State how many lines in the listing below include the word "color". Give nothing but the number.

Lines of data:
* * *

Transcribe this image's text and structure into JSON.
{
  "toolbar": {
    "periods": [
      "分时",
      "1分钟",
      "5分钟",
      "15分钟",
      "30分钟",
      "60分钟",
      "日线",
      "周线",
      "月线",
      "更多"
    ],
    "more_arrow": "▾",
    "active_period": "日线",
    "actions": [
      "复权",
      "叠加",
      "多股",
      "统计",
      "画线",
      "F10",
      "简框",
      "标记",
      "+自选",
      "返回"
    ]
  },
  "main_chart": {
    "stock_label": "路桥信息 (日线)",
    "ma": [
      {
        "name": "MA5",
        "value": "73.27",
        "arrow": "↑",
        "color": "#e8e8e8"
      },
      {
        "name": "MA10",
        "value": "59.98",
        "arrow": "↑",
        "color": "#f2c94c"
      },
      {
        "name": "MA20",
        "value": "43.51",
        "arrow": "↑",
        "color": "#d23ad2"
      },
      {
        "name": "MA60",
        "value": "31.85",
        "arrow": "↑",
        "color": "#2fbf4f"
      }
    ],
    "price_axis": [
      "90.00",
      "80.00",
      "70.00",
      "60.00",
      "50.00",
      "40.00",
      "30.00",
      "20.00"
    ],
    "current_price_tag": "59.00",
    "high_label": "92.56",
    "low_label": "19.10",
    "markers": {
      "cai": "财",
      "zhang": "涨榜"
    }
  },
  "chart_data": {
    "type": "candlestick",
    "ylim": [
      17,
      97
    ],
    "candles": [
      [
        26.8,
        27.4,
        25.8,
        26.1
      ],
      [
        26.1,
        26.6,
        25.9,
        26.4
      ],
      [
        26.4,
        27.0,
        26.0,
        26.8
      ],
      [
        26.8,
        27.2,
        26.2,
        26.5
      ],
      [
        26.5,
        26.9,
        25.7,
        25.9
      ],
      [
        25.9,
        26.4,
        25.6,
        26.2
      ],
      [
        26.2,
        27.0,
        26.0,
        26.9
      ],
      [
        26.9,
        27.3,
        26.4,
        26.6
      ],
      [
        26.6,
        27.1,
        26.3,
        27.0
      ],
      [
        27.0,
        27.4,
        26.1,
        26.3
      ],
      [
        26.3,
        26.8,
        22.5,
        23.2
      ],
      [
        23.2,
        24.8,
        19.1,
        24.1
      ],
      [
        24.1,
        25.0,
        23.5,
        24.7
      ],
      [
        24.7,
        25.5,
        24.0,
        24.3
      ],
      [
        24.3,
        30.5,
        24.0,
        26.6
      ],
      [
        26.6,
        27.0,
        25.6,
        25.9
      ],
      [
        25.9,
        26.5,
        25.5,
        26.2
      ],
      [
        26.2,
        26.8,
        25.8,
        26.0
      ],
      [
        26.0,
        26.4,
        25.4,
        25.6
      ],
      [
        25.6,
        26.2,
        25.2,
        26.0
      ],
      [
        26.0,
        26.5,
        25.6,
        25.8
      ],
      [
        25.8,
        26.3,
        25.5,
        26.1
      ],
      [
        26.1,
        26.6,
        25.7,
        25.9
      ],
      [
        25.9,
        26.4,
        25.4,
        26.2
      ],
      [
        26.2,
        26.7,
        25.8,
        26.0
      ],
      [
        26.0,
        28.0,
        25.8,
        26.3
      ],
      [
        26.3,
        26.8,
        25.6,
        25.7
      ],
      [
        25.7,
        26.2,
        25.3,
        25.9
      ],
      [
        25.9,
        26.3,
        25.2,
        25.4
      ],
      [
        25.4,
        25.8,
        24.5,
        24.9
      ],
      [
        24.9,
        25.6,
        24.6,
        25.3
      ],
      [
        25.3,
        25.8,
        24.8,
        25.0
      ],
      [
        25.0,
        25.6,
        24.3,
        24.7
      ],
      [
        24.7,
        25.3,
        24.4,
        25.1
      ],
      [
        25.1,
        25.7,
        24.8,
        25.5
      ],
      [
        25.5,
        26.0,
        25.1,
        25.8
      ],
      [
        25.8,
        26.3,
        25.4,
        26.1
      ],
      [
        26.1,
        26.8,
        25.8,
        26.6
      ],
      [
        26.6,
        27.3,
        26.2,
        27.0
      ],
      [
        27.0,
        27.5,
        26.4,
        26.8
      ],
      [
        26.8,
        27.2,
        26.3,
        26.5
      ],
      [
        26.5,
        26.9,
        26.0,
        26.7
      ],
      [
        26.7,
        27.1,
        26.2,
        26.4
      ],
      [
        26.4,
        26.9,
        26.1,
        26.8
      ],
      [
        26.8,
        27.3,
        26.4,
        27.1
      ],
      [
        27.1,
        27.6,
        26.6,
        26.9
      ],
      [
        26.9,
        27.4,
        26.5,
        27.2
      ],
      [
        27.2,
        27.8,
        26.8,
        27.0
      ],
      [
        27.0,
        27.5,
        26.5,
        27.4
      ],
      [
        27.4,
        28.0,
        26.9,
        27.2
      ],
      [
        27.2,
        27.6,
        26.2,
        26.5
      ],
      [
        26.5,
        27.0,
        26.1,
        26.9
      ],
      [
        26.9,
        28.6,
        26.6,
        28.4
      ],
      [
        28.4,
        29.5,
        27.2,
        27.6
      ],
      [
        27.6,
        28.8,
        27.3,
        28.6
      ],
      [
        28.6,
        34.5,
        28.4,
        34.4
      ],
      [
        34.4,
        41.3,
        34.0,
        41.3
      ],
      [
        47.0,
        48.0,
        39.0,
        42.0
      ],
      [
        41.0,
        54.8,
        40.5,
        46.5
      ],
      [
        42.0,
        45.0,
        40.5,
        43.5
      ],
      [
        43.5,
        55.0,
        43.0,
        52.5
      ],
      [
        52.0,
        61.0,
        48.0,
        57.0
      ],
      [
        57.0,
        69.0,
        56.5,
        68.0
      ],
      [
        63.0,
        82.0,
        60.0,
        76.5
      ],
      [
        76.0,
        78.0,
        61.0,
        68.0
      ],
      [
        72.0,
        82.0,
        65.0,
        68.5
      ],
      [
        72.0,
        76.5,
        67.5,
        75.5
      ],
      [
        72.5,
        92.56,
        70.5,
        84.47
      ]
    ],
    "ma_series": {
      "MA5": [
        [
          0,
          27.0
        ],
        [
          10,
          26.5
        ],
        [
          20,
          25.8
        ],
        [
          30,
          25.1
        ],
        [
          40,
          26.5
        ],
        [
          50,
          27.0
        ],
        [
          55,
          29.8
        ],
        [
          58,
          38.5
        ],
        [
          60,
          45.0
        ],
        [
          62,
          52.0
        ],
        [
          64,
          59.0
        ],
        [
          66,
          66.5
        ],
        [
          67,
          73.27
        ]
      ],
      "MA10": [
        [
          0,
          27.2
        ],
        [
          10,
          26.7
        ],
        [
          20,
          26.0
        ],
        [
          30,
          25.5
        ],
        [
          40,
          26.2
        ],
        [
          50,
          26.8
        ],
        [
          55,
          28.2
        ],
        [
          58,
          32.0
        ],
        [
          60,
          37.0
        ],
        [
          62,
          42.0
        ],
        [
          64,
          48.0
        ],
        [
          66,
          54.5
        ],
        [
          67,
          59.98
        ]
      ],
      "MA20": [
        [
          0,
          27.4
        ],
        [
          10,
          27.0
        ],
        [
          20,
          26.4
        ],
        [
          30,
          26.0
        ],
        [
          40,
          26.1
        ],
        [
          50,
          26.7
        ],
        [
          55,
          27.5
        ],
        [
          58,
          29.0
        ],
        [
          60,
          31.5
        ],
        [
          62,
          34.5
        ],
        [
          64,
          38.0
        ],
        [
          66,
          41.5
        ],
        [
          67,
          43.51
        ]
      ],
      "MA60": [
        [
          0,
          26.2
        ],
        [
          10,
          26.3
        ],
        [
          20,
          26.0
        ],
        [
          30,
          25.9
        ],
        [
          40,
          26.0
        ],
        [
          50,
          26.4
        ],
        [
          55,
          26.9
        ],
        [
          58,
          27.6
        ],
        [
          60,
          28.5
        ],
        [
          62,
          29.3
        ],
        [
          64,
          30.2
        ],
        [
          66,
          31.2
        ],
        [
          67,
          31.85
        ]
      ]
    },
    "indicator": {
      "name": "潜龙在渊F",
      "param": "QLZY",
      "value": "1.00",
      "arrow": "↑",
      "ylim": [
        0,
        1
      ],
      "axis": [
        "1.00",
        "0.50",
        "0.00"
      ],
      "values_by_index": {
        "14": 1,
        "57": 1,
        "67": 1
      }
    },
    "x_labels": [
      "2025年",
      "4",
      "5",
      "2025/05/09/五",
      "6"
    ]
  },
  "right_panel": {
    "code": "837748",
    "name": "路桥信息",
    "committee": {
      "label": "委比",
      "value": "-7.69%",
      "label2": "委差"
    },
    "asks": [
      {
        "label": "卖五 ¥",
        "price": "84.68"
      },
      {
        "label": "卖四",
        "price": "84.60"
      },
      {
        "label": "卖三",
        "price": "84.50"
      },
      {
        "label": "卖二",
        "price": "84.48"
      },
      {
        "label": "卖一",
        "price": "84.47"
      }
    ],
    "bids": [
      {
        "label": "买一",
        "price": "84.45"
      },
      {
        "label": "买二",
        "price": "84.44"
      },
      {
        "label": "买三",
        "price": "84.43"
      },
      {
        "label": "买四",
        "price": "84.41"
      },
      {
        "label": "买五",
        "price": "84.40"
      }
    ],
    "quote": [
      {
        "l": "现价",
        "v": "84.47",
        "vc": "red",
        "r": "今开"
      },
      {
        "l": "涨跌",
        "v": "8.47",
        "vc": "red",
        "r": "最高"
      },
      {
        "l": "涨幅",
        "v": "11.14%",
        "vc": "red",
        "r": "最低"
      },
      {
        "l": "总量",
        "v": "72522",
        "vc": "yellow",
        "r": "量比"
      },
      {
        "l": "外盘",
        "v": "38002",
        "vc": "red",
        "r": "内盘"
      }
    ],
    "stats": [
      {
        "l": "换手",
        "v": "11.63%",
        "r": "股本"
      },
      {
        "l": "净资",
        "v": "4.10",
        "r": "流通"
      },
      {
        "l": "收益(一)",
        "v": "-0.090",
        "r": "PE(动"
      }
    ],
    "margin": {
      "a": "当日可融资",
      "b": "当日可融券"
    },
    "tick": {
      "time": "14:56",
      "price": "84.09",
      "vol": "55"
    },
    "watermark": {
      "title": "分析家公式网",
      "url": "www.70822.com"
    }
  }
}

* * *

## Exercise solution
4